**RECORDED INFORMATION**

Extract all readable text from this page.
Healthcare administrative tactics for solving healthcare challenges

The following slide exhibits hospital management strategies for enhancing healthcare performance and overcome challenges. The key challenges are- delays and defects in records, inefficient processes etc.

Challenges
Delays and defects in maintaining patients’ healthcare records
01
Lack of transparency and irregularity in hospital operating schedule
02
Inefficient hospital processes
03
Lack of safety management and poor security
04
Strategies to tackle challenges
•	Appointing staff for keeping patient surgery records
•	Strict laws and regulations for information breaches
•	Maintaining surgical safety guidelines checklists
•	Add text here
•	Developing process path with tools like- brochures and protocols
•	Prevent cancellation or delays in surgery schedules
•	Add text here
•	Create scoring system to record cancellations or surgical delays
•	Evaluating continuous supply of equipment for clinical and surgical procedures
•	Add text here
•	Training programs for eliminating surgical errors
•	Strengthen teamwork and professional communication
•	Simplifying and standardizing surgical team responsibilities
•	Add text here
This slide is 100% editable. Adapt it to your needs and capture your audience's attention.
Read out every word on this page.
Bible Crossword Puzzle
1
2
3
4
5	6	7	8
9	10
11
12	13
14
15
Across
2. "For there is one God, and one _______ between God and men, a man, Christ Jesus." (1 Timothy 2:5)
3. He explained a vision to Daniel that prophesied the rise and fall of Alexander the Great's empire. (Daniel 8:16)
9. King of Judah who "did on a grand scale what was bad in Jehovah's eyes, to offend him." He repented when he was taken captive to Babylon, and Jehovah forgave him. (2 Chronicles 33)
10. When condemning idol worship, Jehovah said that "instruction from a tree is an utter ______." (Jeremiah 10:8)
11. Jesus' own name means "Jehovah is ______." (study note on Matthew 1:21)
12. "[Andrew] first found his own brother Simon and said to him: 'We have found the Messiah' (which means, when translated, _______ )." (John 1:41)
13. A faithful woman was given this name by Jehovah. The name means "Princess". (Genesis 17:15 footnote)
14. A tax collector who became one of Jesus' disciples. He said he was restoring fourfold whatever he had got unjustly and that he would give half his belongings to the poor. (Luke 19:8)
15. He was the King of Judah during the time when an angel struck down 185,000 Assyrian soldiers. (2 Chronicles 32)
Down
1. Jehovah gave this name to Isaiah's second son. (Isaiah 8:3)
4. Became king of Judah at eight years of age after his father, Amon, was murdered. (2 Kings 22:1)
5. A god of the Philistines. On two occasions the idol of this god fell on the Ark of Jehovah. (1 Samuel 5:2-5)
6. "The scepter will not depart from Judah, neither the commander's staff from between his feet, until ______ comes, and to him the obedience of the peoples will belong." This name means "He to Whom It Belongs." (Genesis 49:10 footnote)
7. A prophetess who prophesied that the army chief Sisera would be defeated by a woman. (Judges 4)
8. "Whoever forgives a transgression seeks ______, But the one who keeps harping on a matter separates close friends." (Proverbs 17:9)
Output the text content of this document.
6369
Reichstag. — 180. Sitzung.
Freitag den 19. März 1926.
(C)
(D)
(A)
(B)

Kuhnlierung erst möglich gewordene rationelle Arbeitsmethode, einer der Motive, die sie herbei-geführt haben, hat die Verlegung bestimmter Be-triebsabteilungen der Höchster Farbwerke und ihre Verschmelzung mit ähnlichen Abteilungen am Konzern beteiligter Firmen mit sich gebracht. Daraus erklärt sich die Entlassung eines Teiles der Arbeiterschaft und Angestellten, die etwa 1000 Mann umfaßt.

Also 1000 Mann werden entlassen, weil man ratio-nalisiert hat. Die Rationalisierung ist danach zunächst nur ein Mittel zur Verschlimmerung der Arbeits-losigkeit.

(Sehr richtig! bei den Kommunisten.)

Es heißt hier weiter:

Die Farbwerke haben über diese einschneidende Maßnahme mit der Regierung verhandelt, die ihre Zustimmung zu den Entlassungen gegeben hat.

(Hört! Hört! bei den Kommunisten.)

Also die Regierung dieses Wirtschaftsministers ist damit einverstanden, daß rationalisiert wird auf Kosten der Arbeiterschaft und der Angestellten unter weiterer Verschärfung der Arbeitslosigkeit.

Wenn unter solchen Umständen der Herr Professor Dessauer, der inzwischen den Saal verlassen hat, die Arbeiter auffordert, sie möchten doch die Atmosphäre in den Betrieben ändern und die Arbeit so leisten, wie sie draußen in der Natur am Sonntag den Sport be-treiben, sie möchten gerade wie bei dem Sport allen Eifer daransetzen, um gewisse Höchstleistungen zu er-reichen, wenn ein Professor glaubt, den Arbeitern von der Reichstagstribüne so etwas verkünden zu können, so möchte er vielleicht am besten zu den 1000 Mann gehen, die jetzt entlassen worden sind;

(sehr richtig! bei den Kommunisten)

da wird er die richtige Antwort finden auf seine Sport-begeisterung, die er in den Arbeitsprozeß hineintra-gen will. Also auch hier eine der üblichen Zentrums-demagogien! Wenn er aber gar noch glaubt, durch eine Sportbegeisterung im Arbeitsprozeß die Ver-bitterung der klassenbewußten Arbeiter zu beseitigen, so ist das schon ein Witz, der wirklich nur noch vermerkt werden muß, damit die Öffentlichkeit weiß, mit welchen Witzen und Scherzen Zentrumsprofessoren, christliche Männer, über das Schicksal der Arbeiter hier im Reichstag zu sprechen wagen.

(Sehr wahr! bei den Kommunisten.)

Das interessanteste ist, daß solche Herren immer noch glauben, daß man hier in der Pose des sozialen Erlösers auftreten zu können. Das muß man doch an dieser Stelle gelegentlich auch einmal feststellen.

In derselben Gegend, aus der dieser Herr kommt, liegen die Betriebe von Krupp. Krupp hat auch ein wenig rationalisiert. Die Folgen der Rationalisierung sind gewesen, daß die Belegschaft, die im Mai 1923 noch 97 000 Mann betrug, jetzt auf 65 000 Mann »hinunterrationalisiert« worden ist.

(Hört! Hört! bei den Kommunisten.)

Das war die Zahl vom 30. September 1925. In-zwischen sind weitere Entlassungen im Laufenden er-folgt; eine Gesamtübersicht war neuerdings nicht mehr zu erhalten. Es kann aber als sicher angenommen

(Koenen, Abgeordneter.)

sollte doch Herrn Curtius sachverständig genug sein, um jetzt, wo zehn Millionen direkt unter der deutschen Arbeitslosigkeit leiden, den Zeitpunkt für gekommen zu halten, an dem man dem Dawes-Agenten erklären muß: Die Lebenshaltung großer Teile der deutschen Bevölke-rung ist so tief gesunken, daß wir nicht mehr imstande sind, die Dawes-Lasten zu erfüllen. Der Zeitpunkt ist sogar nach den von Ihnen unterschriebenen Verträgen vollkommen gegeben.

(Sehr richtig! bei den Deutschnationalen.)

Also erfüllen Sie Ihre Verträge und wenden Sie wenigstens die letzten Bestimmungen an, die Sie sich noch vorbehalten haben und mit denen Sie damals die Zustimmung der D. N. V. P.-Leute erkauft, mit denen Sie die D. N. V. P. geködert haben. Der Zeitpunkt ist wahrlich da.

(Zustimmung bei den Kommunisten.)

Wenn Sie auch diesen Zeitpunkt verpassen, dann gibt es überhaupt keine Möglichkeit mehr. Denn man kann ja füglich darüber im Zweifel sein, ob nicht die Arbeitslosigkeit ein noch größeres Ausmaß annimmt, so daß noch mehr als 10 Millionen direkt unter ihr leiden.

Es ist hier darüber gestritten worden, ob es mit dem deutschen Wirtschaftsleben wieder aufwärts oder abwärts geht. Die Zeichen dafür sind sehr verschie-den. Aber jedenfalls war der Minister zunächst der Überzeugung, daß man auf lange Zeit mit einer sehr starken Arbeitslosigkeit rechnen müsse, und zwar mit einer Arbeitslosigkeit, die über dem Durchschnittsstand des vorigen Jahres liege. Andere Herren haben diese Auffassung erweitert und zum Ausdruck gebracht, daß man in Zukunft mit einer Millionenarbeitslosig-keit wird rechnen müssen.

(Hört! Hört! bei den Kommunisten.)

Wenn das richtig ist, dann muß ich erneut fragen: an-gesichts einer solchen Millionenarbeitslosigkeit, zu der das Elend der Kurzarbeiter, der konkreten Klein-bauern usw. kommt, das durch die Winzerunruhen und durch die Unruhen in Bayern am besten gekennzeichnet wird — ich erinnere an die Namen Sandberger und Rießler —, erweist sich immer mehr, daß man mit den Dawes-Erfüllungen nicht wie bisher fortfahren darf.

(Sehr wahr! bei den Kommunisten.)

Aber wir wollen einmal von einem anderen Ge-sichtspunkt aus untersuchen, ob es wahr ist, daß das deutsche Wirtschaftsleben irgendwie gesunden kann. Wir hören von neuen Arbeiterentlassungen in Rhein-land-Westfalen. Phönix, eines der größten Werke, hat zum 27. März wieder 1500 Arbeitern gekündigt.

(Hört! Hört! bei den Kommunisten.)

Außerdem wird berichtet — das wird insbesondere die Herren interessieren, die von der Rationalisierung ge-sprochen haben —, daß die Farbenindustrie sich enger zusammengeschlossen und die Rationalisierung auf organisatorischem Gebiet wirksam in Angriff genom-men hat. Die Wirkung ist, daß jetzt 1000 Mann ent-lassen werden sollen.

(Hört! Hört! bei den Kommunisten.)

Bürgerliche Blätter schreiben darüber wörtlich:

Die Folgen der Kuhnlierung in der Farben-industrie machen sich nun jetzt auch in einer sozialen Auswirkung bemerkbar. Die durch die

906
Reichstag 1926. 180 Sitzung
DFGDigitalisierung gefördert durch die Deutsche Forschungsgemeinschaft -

**WORK ITEM**
Pick out and copy the lines of the material that include the word "safety".

**SOLUTION FOR THIS TASK**
Lack of safety management and poor security
•	Maintaining surgical safety guidelines checklists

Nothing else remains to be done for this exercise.